* [Data to use]
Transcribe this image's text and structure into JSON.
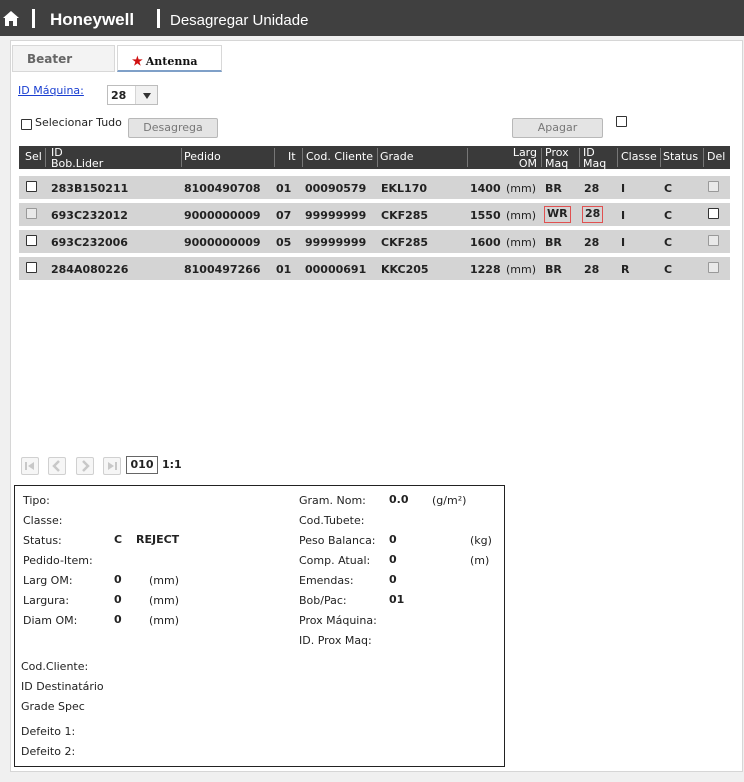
{
  "header": {
    "brand": "Honeywell",
    "title": "Desagregar Unidade"
  },
  "tabs": [
    {
      "label": "Beater",
      "active": false
    },
    {
      "label": "Antenna",
      "active": true,
      "marker": "★"
    }
  ],
  "filter": {
    "machine_label": "ID Máquina:",
    "machine_value": "28",
    "select_all_label": "Selecionar Tudo",
    "disaggregate_button": "Desagrega",
    "delete_button": "Apagar"
  },
  "grid": {
    "columns": {
      "sel": "Sel",
      "id_line1": "ID",
      "id_line2": "Bob.Lider",
      "pedido": "Pedido",
      "it": "It",
      "cod_cliente": "Cod. Cliente",
      "grade": "Grade",
      "larg_line1": "Larg",
      "larg_line2": "OM",
      "prox_line1": "Prox",
      "prox_line2": "Maq",
      "idmaq_line1": "ID",
      "idmaq_line2": "Maq",
      "classe": "Classe",
      "status": "Status",
      "del": "Del"
    },
    "rows": [
      {
        "id": "283B150211",
        "pedido": "8100490708",
        "it": "01",
        "cod_cliente": "00090579",
        "grade": "EKL170",
        "larg": "1400",
        "unit": "(mm)",
        "prox": "BR",
        "idmaq": "28",
        "classe": "I",
        "status": "C",
        "selectable": true,
        "highlight": false
      },
      {
        "id": "693C232012",
        "pedido": "9000000009",
        "it": "07",
        "cod_cliente": "99999999",
        "grade": "CKF285",
        "larg": "1550",
        "unit": "(mm)",
        "prox": "WR",
        "idmaq": "28",
        "classe": "I",
        "status": "C",
        "selectable": false,
        "highlight": true
      },
      {
        "id": "693C232006",
        "pedido": "9000000009",
        "it": "05",
        "cod_cliente": "99999999",
        "grade": "CKF285",
        "larg": "1600",
        "unit": "(mm)",
        "prox": "BR",
        "idmaq": "28",
        "classe": "I",
        "status": "C",
        "selectable": true,
        "highlight": false
      },
      {
        "id": "284A080226",
        "pedido": "8100497266",
        "it": "01",
        "cod_cliente": "00000691",
        "grade": "KKC205",
        "larg": "1228",
        "unit": "(mm)",
        "prox": "BR",
        "idmaq": "28",
        "classe": "R",
        "status": "C",
        "selectable": true,
        "highlight": false
      }
    ]
  },
  "pager": {
    "page": "010",
    "info": "1:1"
  },
  "details": {
    "tipo_label": "Tipo:",
    "classe_label": "Classe:",
    "status_label": "Status:",
    "status_code": "C",
    "status_text": "REJECT",
    "pedido_item_label": "Pedido-Item:",
    "larg_om_label": "Larg OM:",
    "larg_om_value": "0",
    "larg_om_unit": "(mm)",
    "largura_label": "Largura:",
    "largura_value": "0",
    "largura_unit": "(mm)",
    "diam_om_label": "Diam OM:",
    "diam_om_value": "0",
    "diam_om_unit": "(mm)",
    "gram_nom_label": "Gram. Nom:",
    "gram_nom_value": "0.0",
    "gram_nom_unit": "(g/m²)",
    "cod_tubete_label": "Cod.Tubete:",
    "peso_label": "Peso Balanca:",
    "peso_value": "0",
    "peso_unit": "(kg)",
    "comp_label": "Comp. Atual:",
    "comp_value": "0",
    "comp_unit": "(m)",
    "emendas_label": "Emendas:",
    "emendas_value": "0",
    "bobpac_label": "Bob/Pac:",
    "bobpac_value": "01",
    "prox_maquina_label": "Prox Máquina:",
    "id_prox_maq_label": "ID. Prox Maq:",
    "cod_cliente_label": "Cod.Cliente:",
    "id_destinatario_label": "ID Destinatário",
    "grade_spec_label": "Grade Spec",
    "defeito1_label": "Defeito 1:",
    "defeito2_label": "Defeito 2:"
  }
}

* [Given instruction]
Retype every record above exactly as written, but leave out the pictures.

* [Response to the task]
Transcribe this image's text and structure into JSON.
{
  "header": {
    "brand": "Honeywell",
    "title": "Desagregar Unidade"
  },
  "tabs": [
    {
      "label": "Beater",
      "active": false
    },
    {
      "label": "Antenna",
      "active": true,
      "marker": "★"
    }
  ],
  "filter": {
    "machine_label": "ID Máquina:",
    "machine_value": "28",
    "select_all_label": "Selecionar Tudo",
    "disaggregate_button": "Desagrega",
    "delete_button": "Apagar"
  },
  "grid": {
    "columns": {
      "sel": "Sel",
      "id_line1": "ID",
      "id_line2": "Bob.Lider",
      "pedido": "Pedido",
      "it": "It",
      "cod_cliente": "Cod. Cliente",
      "grade": "Grade",
      "larg_line1": "Larg",
      "larg_line2": "OM",
      "prox_line1": "Prox",
      "prox_line2": "Maq",
      "idmaq_line1": "ID",
      "idmaq_line2": "Maq",
      "classe": "Classe",
      "status": "Status",
      "del": "Del"
    },
    "rows": [
      {
        "id": "283B150211",
        "pedido": "8100490708",
        "it": "01",
        "cod_cliente": "00090579",
        "grade": "EKL170",
        "larg": "1400",
        "unit": "(mm)",
        "prox": "BR",
        "idmaq": "28",
        "classe": "I",
        "status": "C",
        "selectable": true,
        "highlight": false
      },
      {
        "id": "693C232012",
        "pedido": "9000000009",
        "it": "07",
        "cod_cliente": "99999999",
        "grade": "CKF285",
        "larg": "1550",
        "unit": "(mm)",
        "prox": "WR",
        "idmaq": "28",
        "classe": "I",
        "status": "C",
        "selectable": false,
        "highlight": true
      },
      {
        "id": "693C232006",
        "pedido": "9000000009",
        "it": "05",
        "cod_cliente": "99999999",
        "grade": "CKF285",
        "larg": "1600",
        "unit": "(mm)",
        "prox": "BR",
        "idmaq": "28",
        "classe": "I",
        "status": "C",
        "selectable": true,
        "highlight": false
      },
      {
        "id": "284A080226",
        "pedido": "8100497266",
        "it": "01",
        "cod_cliente": "00000691",
        "grade": "KKC205",
        "larg": "1228",
        "unit": "(mm)",
        "prox": "BR",
        "idmaq": "28",
        "classe": "R",
        "status": "C",
        "selectable": true,
        "highlight": false
      }
    ]
  },
  "pager": {
    "page": "010",
    "info": "1:1"
  },
  "details": {
    "tipo_label": "Tipo:",
    "classe_label": "Classe:",
    "status_label": "Status:",
    "status_code": "C",
    "status_text": "REJECT",
    "pedido_item_label": "Pedido-Item:",
    "larg_om_label": "Larg OM:",
    "larg_om_value": "0",
    "larg_om_unit": "(mm)",
    "largura_label": "Largura:",
    "largura_value": "0",
    "largura_unit": "(mm)",
    "diam_om_label": "Diam OM:",
    "diam_om_value": "0",
    "diam_om_unit": "(mm)",
    "gram_nom_label": "Gram. Nom:",
    "gram_nom_value": "0.0",
    "gram_nom_unit": "(g/m²)",
    "cod_tubete_label": "Cod.Tubete:",
    "peso_label": "Peso Balanca:",
    "peso_value": "0",
    "peso_unit": "(kg)",
    "comp_label": "Comp. Atual:",
    "comp_value": "0",
    "comp_unit": "(m)",
    "emendas_label": "Emendas:",
    "emendas_value": "0",
    "bobpac_label": "Bob/Pac:",
    "bobpac_value": "01",
    "prox_maquina_label": "Prox Máquina:",
    "id_prox_maq_label": "ID. Prox Maq:",
    "cod_cliente_label": "Cod.Cliente:",
    "id_destinatario_label": "ID Destinatário",
    "grade_spec_label": "Grade Spec",
    "defeito1_label": "Defeito 1:",
    "defeito2_label": "Defeito 2:"
  }
}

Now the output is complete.